> [PROBLEM TO WORK ON]
Review the listing and copy each line that holds the word "time".

[Start of RECORDED DATA]

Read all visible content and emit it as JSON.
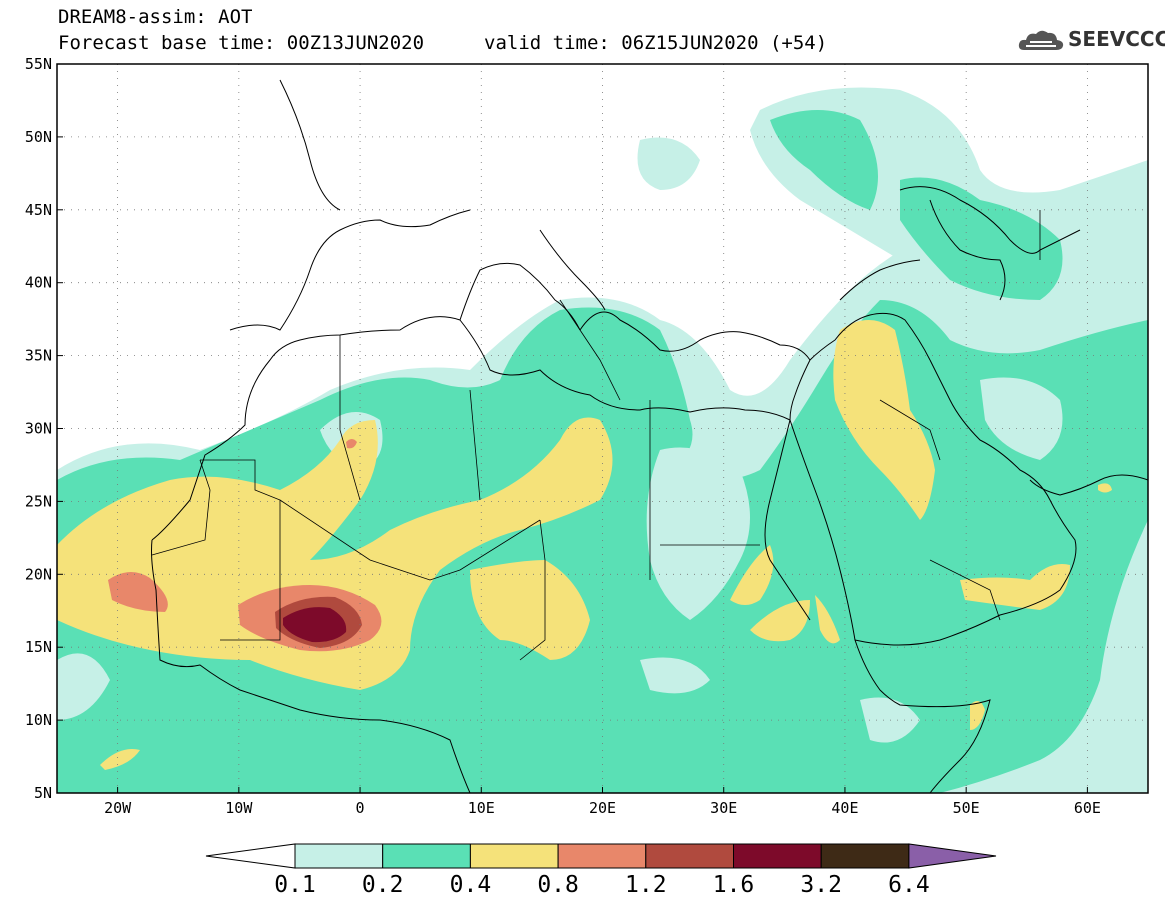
{
  "header": {
    "title_line1": "DREAM8-assim: AOT",
    "title_line2": "Forecast base time: 00Z13JUN2020",
    "valid_time": "valid time: 06Z15JUN2020 (+54)",
    "logo_text": "SEEVCCC"
  },
  "map": {
    "variable": "AOT",
    "projection": "lat-lon",
    "lon_range": [
      -25,
      65
    ],
    "lat_range": [
      5,
      55
    ],
    "lon_ticks": [
      {
        "value": -20,
        "label": "20W"
      },
      {
        "value": -10,
        "label": "10W"
      },
      {
        "value": 0,
        "label": "0"
      },
      {
        "value": 10,
        "label": "10E"
      },
      {
        "value": 20,
        "label": "20E"
      },
      {
        "value": 30,
        "label": "30E"
      },
      {
        "value": 40,
        "label": "40E"
      },
      {
        "value": 50,
        "label": "50E"
      },
      {
        "value": 60,
        "label": "60E"
      }
    ],
    "lat_ticks": [
      {
        "value": 55,
        "label": "55N"
      },
      {
        "value": 50,
        "label": "50N"
      },
      {
        "value": 45,
        "label": "45N"
      },
      {
        "value": 40,
        "label": "40N"
      },
      {
        "value": 35,
        "label": "35N"
      },
      {
        "value": 30,
        "label": "30N"
      },
      {
        "value": 25,
        "label": "25N"
      },
      {
        "value": 20,
        "label": "20N"
      },
      {
        "value": 15,
        "label": "15N"
      },
      {
        "value": 10,
        "label": "10N"
      },
      {
        "value": 5,
        "label": "5N"
      }
    ],
    "grid": "dotted"
  },
  "colorbar": {
    "colors": [
      "#c6f0e7",
      "#5ae0b5",
      "#f5e27a",
      "#e8876a",
      "#b04a3e",
      "#7d0a2a",
      "#3e2a16"
    ],
    "below_color": "#ffffff",
    "above_color": "#8a5fa8",
    "labels": [
      "0.1",
      "0.2",
      "0.4",
      "0.8",
      "1.2",
      "1.6",
      "3.2",
      "6.4"
    ]
  },
  "palette": {
    "c1": "#c6f0e7",
    "c2": "#5ae0b5",
    "c3": "#f5e27a",
    "c4": "#e8876a",
    "c5": "#b04a3e",
    "c6": "#7d0a2a"
  }
}
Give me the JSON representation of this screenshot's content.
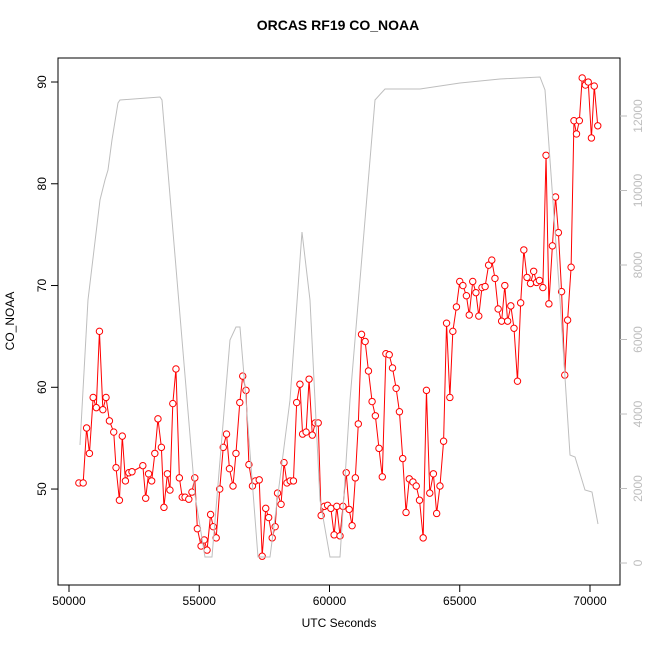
{
  "chart_data": {
    "type": "line",
    "title": "ORCAS RF19 CO_NOAA",
    "x_label": "UTC Seconds",
    "y_label": "CO_NOAA",
    "xlim": [
      49578,
      71152
    ],
    "xticks": [
      50000,
      55000,
      60000,
      65000,
      70000
    ],
    "ylim": [
      40.57,
      92.36
    ],
    "yticks": [
      50,
      60,
      70,
      80,
      90
    ],
    "y2lim": [
      -590,
      13557
    ],
    "y2ticks": [
      0,
      2000,
      4000,
      6000,
      8000,
      10000,
      12000
    ],
    "series": [
      {
        "color": "#ff0000",
        "marker": "circle",
        "x": [
          50380,
          50544,
          50676,
          50785,
          50928,
          51048,
          51169,
          51300,
          51421,
          51552,
          51717,
          51805,
          51936,
          52046,
          52166,
          52298,
          52418,
          52835,
          52944,
          53054,
          53174,
          53295,
          53415,
          53547,
          53645,
          53777,
          53876,
          53985,
          54106,
          54237,
          54347,
          54456,
          54599,
          54719,
          54829,
          54928,
          55070,
          55191,
          55300,
          55436,
          55538,
          55651,
          55787,
          55922,
          56047,
          56160,
          56296,
          56409,
          56556,
          56669,
          56794,
          56907,
          57043,
          57156,
          57303,
          57416,
          57552,
          57665,
          57801,
          57914,
          58005,
          58141,
          58254,
          58367,
          58491,
          58616,
          58740,
          58865,
          58967,
          59102,
          59216,
          59340,
          59453,
          59567,
          59680,
          59804,
          59929,
          60053,
          60178,
          60280,
          60404,
          60517,
          60642,
          60755,
          60868,
          60992,
          61106,
          61230,
          61369,
          61496,
          61635,
          61761,
          61900,
          62027,
          62166,
          62293,
          62419,
          62558,
          62685,
          62811,
          62938,
          63064,
          63203,
          63330,
          63456,
          63596,
          63722,
          63849,
          63988,
          64114,
          64241,
          64380,
          64494,
          64621,
          64735,
          64873,
          65000,
          65122,
          65256,
          65365,
          65499,
          65621,
          65731,
          65853,
          65974,
          66108,
          66230,
          66352,
          66474,
          66608,
          66730,
          66839,
          66961,
          67083,
          67217,
          67339,
          67460,
          67582,
          67716,
          67838,
          67948,
          68058,
          68191,
          68313,
          68422,
          68557,
          68678,
          68788,
          68910,
          69032,
          69141,
          69275,
          69385,
          69482,
          69592,
          69701,
          69823,
          69933,
          70055,
          70164,
          70298
        ],
        "values": [
          50.6,
          50.6,
          56.0,
          53.5,
          59.0,
          58.0,
          65.5,
          57.8,
          59.0,
          56.7,
          55.6,
          52.1,
          48.9,
          55.2,
          50.8,
          51.6,
          51.7,
          52.3,
          49.1,
          51.5,
          50.8,
          53.5,
          56.9,
          54.1,
          48.2,
          51.5,
          49.9,
          58.4,
          61.8,
          51.1,
          49.2,
          49.2,
          49.0,
          49.7,
          51.1,
          46.1,
          44.4,
          45.0,
          44.0,
          47.5,
          46.3,
          45.2,
          50.0,
          54.1,
          55.4,
          52.0,
          50.3,
          53.5,
          58.5,
          61.1,
          59.7,
          52.4,
          50.3,
          50.8,
          50.9,
          43.4,
          48.1,
          47.2,
          45.2,
          46.3,
          49.6,
          48.5,
          52.6,
          50.6,
          50.8,
          50.8,
          58.5,
          60.3,
          55.4,
          55.6,
          60.8,
          55.3,
          56.5,
          56.5,
          47.4,
          48.3,
          48.4,
          48.1,
          45.5,
          48.3,
          45.4,
          48.3,
          51.6,
          48.0,
          46.4,
          51.1,
          56.4,
          65.2,
          64.5,
          61.6,
          58.6,
          57.2,
          54.0,
          51.2,
          63.3,
          63.2,
          61.9,
          59.9,
          57.6,
          53.0,
          47.7,
          51.0,
          50.7,
          50.3,
          48.9,
          45.2,
          59.7,
          49.6,
          51.5,
          47.6,
          50.3,
          54.7,
          66.3,
          59.0,
          65.5,
          67.9,
          70.4,
          70.0,
          69.0,
          67.1,
          70.4,
          69.3,
          67.0,
          69.8,
          69.9,
          72.0,
          72.5,
          70.7,
          67.7,
          66.5,
          70.0,
          66.5,
          68.0,
          65.8,
          60.6,
          68.3,
          73.5,
          70.8,
          70.2,
          71.4,
          70.3,
          70.5,
          69.8,
          82.8,
          68.2,
          73.9,
          78.7,
          75.2,
          69.4,
          61.2,
          66.6,
          71.8,
          86.2,
          84.9,
          86.2,
          90.4,
          89.7,
          90.0,
          84.5,
          89.6,
          85.7
        ]
      },
      {
        "color": "#bebebe",
        "axis": "y2",
        "x": [
          50422,
          50729,
          51190,
          51382,
          51497,
          51650,
          51881,
          51958,
          53493,
          53570,
          54837,
          55220,
          55489,
          56180,
          56411,
          56564,
          56795,
          57255,
          57716,
          58484,
          58944,
          59251,
          59635,
          60019,
          60403,
          60787,
          61747,
          62131,
          63474,
          65010,
          66545,
          68081,
          68273,
          68849,
          69233,
          69425,
          69808,
          70077,
          70307
        ],
        "values": [
          3168,
          7060,
          9745,
          10282,
          10550,
          11356,
          12350,
          12430,
          12510,
          12430,
          1825,
          160,
          160,
          5986,
          6335,
          6335,
          4376,
          160,
          160,
          4376,
          8886,
          7060,
          1691,
          160,
          160,
          4376,
          12430,
          12725,
          12725,
          12886,
          12993,
          13047,
          12698,
          7060,
          2899,
          2846,
          1960,
          1906,
          1047
        ]
      }
    ]
  }
}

[End of RECORDED DATA]

> [ANSWER TO THIS PROBLEM]
    "title_line2": "Forecast base time: 00Z13JUN2020",
    "valid_time": "valid time: 06Z15JUN2020 (+54)",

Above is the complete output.